(Source records)
::::::::

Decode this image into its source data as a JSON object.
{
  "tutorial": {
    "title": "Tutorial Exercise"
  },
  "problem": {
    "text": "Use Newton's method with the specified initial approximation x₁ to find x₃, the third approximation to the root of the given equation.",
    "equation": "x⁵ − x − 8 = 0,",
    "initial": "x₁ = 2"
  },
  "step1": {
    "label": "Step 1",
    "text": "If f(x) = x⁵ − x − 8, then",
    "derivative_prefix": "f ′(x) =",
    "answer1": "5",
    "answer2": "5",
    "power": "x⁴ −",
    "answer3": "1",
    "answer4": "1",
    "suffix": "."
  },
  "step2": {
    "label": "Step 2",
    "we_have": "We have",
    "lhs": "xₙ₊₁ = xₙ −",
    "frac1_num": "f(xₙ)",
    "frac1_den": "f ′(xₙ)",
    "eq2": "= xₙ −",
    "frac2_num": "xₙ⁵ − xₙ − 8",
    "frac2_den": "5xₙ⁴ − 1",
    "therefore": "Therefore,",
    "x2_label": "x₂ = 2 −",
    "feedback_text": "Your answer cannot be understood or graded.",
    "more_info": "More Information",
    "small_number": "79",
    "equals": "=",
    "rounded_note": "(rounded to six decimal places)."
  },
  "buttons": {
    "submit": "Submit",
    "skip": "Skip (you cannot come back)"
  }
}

::::::::

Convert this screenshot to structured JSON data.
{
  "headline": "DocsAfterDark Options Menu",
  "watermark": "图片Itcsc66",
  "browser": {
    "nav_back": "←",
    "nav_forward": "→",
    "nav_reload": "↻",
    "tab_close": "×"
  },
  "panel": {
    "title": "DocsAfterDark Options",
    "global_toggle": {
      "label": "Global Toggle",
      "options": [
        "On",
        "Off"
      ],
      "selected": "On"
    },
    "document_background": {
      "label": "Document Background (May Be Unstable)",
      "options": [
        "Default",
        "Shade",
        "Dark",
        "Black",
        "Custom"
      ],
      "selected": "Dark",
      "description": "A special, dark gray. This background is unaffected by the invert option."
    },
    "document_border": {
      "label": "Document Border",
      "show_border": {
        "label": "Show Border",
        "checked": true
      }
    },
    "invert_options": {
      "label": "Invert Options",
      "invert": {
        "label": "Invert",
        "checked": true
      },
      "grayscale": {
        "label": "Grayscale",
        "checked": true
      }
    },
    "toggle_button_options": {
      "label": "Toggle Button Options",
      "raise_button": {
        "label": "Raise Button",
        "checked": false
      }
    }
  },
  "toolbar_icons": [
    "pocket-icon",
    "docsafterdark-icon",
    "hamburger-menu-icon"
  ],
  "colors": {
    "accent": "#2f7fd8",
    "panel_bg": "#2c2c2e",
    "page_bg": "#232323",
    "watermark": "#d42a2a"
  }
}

::::::::

*AIM*:
Tally the lines of the preceding listing in which the word "data" appears; state nothing but the total.

*COMPLETE OUTPUT*:
2